──────── WORKING DATA ────────

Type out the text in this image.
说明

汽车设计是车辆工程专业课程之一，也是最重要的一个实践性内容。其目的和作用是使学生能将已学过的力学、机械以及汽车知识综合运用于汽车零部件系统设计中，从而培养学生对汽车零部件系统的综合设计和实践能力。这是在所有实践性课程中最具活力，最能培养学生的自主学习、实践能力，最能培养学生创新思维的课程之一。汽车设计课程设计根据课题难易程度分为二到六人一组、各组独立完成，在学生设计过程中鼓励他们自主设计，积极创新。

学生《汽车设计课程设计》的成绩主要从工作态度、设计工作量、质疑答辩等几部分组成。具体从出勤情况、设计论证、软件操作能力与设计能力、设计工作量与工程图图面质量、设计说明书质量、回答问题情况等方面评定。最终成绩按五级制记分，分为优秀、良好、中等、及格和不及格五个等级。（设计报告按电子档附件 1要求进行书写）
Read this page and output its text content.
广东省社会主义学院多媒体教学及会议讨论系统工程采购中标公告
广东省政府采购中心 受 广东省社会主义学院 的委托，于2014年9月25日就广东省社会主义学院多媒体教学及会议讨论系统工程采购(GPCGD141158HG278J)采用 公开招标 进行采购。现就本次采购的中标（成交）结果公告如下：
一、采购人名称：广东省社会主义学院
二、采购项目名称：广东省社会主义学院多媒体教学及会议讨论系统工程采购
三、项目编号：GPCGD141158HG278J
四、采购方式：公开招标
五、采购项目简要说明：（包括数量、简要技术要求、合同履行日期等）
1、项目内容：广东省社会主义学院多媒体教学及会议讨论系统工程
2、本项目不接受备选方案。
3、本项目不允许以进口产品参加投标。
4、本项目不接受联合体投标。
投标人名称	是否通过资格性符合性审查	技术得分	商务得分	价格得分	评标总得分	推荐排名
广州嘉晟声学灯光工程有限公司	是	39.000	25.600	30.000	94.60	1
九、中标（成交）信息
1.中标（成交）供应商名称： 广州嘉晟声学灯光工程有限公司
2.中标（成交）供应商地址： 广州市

────────

EXERCISE BRIEF:
Starting from the line containing "Read this page and output its text content." and ending with the final line of the data, reproduce each line exactly as it appears, including no other lines.

THE SOLUTION:
Read this page and output its text content.
广东省社会主义学院多媒体教学及会议讨论系统工程采购中标公告
广东省政府采购中心 受 广东省社会主义学院 的委托，于2014年9月25日就广东省社会主义学院多媒体教学及会议讨论系统工程采购(GPCGD141158HG278J)采用 公开招标 进行采购。现就本次采购的中标（成交）结果公告如下：
一、采购人名称：广东省社会主义学院
二、采购项目名称：广东省社会主义学院多媒体教学及会议讨论系统工程采购
三、项目编号：GPCGD141158HG278J
四、采购方式：公开招标
五、采购项目简要说明：（包括数量、简要技术要求、合同履行日期等）
1、项目内容：广东省社会主义学院多媒体教学及会议讨论系统工程
2、本项目不接受备选方案。
3、本项目不允许以进口产品参加投标。
4、本项目不接受联合体投标。
投标人名称	是否通过资格性符合性审查	技术得分	商务得分	价格得分	评标总得分	推荐排名
广州嘉晟声学灯光工程有限公司	是	39.000	25.600	30.000	94.60	1
九、中标（成交）信息
1.中标（成交）供应商名称： 广州嘉晟声学灯光工程有限公司
2.中标（成交）供应商地址： 广州市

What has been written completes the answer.